** PROVIDED DATA **
-----

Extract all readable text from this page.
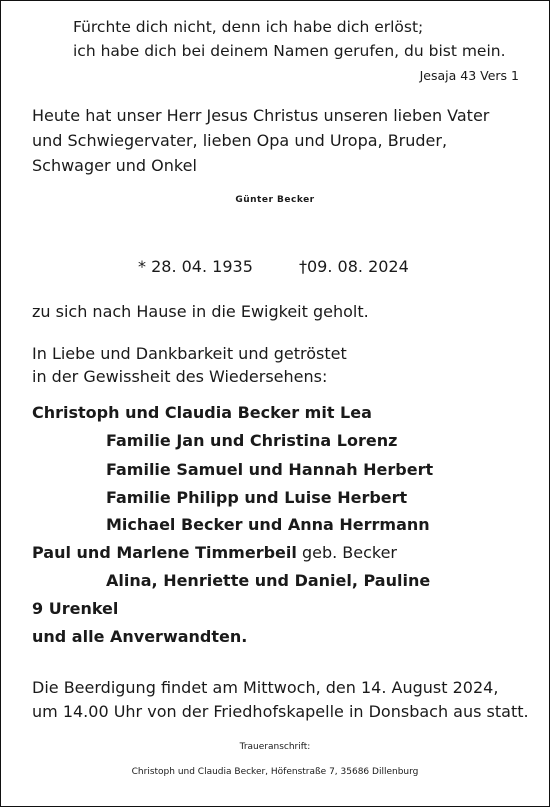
Fürchte dich nicht, denn ich habe dich erlöst;

ich habe dich bei deinem Namen gerufen, du bist mein.

Jesaja 43 Vers 1

Heute hat unser Herr Jesus Christus unseren lieben Vater

und Schwiegervater, lieben Opa und Uropa, Bruder,

Schwager und Onkel

Günter Becker

* 28. 04. 1935	†09. 08. 2024

zu sich nach Hause in die Ewigkeit geholt.

In Liebe und Dankbarkeit und getröstet

in der Gewissheit des Wiedersehens:

Christoph und Claudia Becker mit Lea

Familie Jan und Christina Lorenz

Familie Samuel und Hannah Herbert

Familie Philipp und Luise Herbert

Michael Becker und Anna Herrmann

Paul und Marlene Timmerbeil geb. Becker

Alina, Henriette und Daniel, Pauline

9 Urenkel

und alle Anverwandten.

Die Beerdigung findet am Mittwoch, den 14. August 2024,

um 14.00 Uhr von der Friedhofskapelle in Donsbach aus statt.

Traueranschrift:

Christoph und Claudia Becker, Höfenstraße 7, 35686 Dillenburg
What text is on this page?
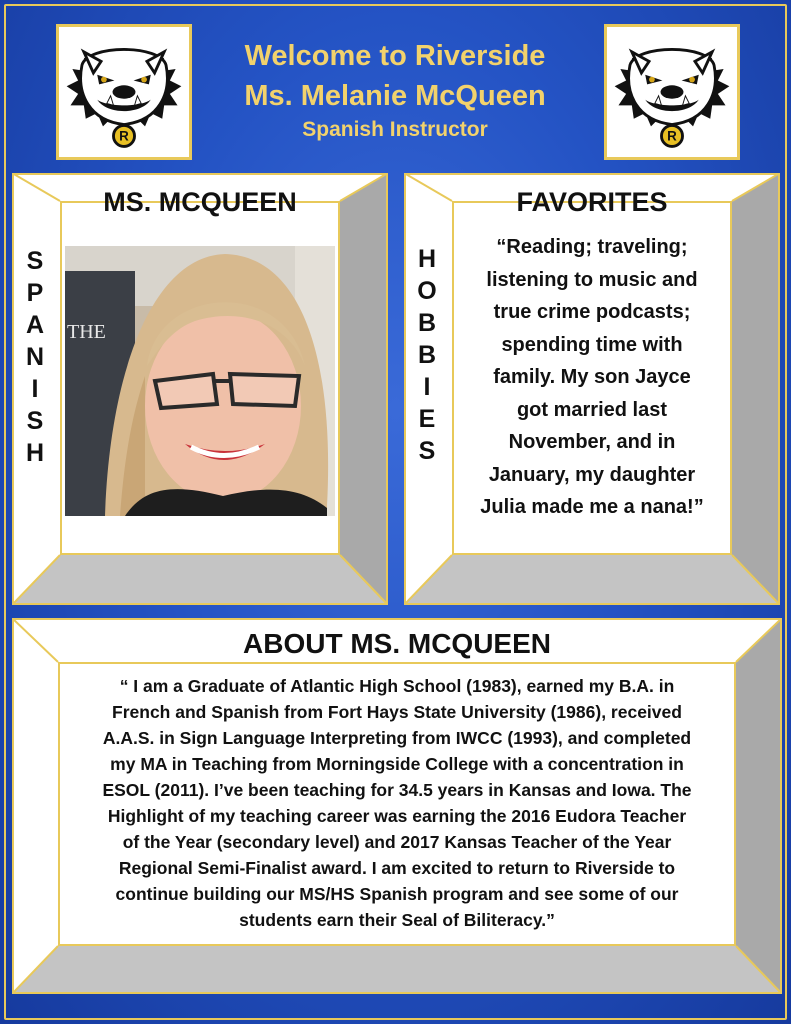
R	R
Welcome to Riverside
Ms. Melanie McQueen
Spanish Instructor
MS. MCQUEEN
S
P
A
N
I
S
H
THE
FAVORITES
H
O
B
B
I
E
S
“Reading; traveling;
listening to music and
true crime podcasts;
spending time with
family. My son Jayce
got married last
November, and in
January, my daughter
Julia made me a nana!”
ABOUT MS. MCQUEEN
“ I am a Graduate of Atlantic High School (1983), earned my B.A. in
French and Spanish from Fort Hays State University (1986), received
A.A.S. in Sign Language Interpreting from IWCC (1993), and completed
my MA in Teaching from Morningside College with a concentration in
ESOL (2011). I’ve been teaching for 34.5 years in Kansas and Iowa. The
Highlight of my teaching career was earning the 2016 Eudora Teacher
of the Year (secondary level) and 2017 Kansas Teacher of the Year
Regional Semi-Finalist award. I am excited to return to Riverside to
continue building our MS/HS Spanish program and see some of our
students earn their Seal of Biliteracy.”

-----

** REQUIRED TASK **
Of the lines above, copy each that contains "Claudia".

** TASK ANSWER **
Christoph und Claudia Becker mit Lea
Christoph und Claudia Becker, Höfenstraße 7, 35686 Dillenburg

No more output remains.